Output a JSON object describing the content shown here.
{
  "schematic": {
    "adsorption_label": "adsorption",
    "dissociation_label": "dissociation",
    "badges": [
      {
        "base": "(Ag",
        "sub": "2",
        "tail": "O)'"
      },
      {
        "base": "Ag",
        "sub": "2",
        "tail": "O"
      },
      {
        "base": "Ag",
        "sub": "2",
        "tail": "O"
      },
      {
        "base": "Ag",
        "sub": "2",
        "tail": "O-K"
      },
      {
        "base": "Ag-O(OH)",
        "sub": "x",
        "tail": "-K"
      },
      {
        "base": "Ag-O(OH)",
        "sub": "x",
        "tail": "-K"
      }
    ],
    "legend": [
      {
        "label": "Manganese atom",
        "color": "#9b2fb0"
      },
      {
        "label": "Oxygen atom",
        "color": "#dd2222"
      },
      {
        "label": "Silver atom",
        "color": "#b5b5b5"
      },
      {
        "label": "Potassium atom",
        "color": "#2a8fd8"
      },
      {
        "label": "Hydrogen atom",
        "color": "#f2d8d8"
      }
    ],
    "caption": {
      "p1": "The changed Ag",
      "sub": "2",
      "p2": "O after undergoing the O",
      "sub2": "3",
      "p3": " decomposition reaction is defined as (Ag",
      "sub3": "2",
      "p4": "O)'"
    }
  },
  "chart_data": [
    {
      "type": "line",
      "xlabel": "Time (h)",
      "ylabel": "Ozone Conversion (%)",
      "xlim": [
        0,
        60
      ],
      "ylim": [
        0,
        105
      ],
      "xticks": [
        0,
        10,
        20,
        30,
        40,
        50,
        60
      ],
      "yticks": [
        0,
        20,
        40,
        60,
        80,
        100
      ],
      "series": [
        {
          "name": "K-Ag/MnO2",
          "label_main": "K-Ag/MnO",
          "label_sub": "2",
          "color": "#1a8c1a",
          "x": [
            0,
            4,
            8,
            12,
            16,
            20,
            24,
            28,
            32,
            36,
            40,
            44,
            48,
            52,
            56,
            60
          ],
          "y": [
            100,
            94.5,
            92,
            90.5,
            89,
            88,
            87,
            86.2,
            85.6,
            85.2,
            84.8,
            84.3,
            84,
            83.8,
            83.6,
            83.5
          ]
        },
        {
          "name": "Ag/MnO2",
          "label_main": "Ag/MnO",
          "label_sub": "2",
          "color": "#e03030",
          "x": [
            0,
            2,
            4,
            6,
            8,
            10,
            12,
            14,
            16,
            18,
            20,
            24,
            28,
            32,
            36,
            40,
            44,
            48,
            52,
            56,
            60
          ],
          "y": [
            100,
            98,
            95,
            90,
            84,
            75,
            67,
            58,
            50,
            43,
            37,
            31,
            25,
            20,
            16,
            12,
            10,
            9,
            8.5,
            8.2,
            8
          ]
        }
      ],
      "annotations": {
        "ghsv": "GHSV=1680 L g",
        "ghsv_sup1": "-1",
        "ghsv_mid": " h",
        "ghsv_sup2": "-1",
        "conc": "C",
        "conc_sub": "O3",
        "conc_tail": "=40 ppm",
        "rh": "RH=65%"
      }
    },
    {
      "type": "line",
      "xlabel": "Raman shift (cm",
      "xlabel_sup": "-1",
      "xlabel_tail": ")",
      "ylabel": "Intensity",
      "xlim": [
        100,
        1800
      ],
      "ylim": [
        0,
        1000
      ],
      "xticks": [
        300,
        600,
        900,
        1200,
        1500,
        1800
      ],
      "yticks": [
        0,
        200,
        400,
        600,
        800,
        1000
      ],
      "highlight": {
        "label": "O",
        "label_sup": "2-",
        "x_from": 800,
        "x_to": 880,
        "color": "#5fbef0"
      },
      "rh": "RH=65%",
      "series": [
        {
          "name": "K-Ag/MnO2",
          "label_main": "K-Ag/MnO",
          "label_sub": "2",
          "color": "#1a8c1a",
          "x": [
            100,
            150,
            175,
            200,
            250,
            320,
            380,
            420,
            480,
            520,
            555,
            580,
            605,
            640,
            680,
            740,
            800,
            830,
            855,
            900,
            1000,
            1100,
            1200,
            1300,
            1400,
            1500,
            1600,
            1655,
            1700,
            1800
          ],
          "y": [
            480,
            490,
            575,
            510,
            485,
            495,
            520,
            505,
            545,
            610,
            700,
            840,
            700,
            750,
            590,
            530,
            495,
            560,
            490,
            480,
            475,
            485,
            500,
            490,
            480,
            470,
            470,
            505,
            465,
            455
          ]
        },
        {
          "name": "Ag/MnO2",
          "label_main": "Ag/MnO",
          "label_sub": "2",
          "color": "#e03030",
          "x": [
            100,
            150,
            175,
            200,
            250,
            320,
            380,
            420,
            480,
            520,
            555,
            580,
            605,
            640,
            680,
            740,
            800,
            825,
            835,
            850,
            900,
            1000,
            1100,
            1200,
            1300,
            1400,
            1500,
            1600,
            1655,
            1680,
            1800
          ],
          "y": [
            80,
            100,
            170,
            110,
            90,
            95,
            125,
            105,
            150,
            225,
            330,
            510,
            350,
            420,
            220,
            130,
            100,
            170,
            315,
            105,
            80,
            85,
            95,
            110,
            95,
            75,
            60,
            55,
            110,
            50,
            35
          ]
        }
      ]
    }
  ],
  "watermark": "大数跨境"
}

#### GIVEN INSTRUCTION:
Above are the records; copy all of them exactly.

#### THE REPLY:
Output a JSON object describing the content shown here.
{
  "schematic": {
    "adsorption_label": "adsorption",
    "dissociation_label": "dissociation",
    "badges": [
      {
        "base": "(Ag",
        "sub": "2",
        "tail": "O)'"
      },
      {
        "base": "Ag",
        "sub": "2",
        "tail": "O"
      },
      {
        "base": "Ag",
        "sub": "2",
        "tail": "O"
      },
      {
        "base": "Ag",
        "sub": "2",
        "tail": "O-K"
      },
      {
        "base": "Ag-O(OH)",
        "sub": "x",
        "tail": "-K"
      },
      {
        "base": "Ag-O(OH)",
        "sub": "x",
        "tail": "-K"
      }
    ],
    "legend": [
      {
        "label": "Manganese atom",
        "color": "#9b2fb0"
      },
      {
        "label": "Oxygen atom",
        "color": "#dd2222"
      },
      {
        "label": "Silver atom",
        "color": "#b5b5b5"
      },
      {
        "label": "Potassium atom",
        "color": "#2a8fd8"
      },
      {
        "label": "Hydrogen atom",
        "color": "#f2d8d8"
      }
    ],
    "caption": {
      "p1": "The changed Ag",
      "sub": "2",
      "p2": "O after undergoing the O",
      "sub2": "3",
      "p3": " decomposition reaction is defined as (Ag",
      "sub3": "2",
      "p4": "O)'"
    }
  },
  "chart_data": [
    {
      "type": "line",
      "xlabel": "Time (h)",
      "ylabel": "Ozone Conversion (%)",
      "xlim": [
        0,
        60
      ],
      "ylim": [
        0,
        105
      ],
      "xticks": [
        0,
        10,
        20,
        30,
        40,
        50,
        60
      ],
      "yticks": [
        0,
        20,
        40,
        60,
        80,
        100
      ],
      "series": [
        {
          "name": "K-Ag/MnO2",
          "label_main": "K-Ag/MnO",
          "label_sub": "2",
          "color": "#1a8c1a",
          "x": [
            0,
            4,
            8,
            12,
            16,
            20,
            24,
            28,
            32,
            36,
            40,
            44,
            48,
            52,
            56,
            60
          ],
          "y": [
            100,
            94.5,
            92,
            90.5,
            89,
            88,
            87,
            86.2,
            85.6,
            85.2,
            84.8,
            84.3,
            84,
            83.8,
            83.6,
            83.5
          ]
        },
        {
          "name": "Ag/MnO2",
          "label_main": "Ag/MnO",
          "label_sub": "2",
          "color": "#e03030",
          "x": [
            0,
            2,
            4,
            6,
            8,
            10,
            12,
            14,
            16,
            18,
            20,
            24,
            28,
            32,
            36,
            40,
            44,
            48,
            52,
            56,
            60
          ],
          "y": [
            100,
            98,
            95,
            90,
            84,
            75,
            67,
            58,
            50,
            43,
            37,
            31,
            25,
            20,
            16,
            12,
            10,
            9,
            8.5,
            8.2,
            8
          ]
        }
      ],
      "annotations": {
        "ghsv": "GHSV=1680 L g",
        "ghsv_sup1": "-1",
        "ghsv_mid": " h",
        "ghsv_sup2": "-1",
        "conc": "C",
        "conc_sub": "O3",
        "conc_tail": "=40 ppm",
        "rh": "RH=65%"
      }
    },
    {
      "type": "line",
      "xlabel": "Raman shift (cm",
      "xlabel_sup": "-1",
      "xlabel_tail": ")",
      "ylabel": "Intensity",
      "xlim": [
        100,
        1800
      ],
      "ylim": [
        0,
        1000
      ],
      "xticks": [
        300,
        600,
        900,
        1200,
        1500,
        1800
      ],
      "yticks": [
        0,
        200,
        400,
        600,
        800,
        1000
      ],
      "highlight": {
        "label": "O",
        "label_sup": "2-",
        "x_from": 800,
        "x_to": 880,
        "color": "#5fbef0"
      },
      "rh": "RH=65%",
      "series": [
        {
          "name": "K-Ag/MnO2",
          "label_main": "K-Ag/MnO",
          "label_sub": "2",
          "color": "#1a8c1a",
          "x": [
            100,
            150,
            175,
            200,
            250,
            320,
            380,
            420,
            480,
            520,
            555,
            580,
            605,
            640,
            680,
            740,
            800,
            830,
            855,
            900,
            1000,
            1100,
            1200,
            1300,
            1400,
            1500,
            1600,
            1655,
            1700,
            1800
          ],
          "y": [
            480,
            490,
            575,
            510,
            485,
            495,
            520,
            505,
            545,
            610,
            700,
            840,
            700,
            750,
            590,
            530,
            495,
            560,
            490,
            480,
            475,
            485,
            500,
            490,
            480,
            470,
            470,
            505,
            465,
            455
          ]
        },
        {
          "name": "Ag/MnO2",
          "label_main": "Ag/MnO",
          "label_sub": "2",
          "color": "#e03030",
          "x": [
            100,
            150,
            175,
            200,
            250,
            320,
            380,
            420,
            480,
            520,
            555,
            580,
            605,
            640,
            680,
            740,
            800,
            825,
            835,
            850,
            900,
            1000,
            1100,
            1200,
            1300,
            1400,
            1500,
            1600,
            1655,
            1680,
            1800
          ],
          "y": [
            80,
            100,
            170,
            110,
            90,
            95,
            125,
            105,
            150,
            225,
            330,
            510,
            350,
            420,
            220,
            130,
            100,
            170,
            315,
            105,
            80,
            85,
            95,
            110,
            95,
            75,
            60,
            55,
            110,
            50,
            35
          ]
        }
      ]
    }
  ],
  "watermark": "大数跨境"
}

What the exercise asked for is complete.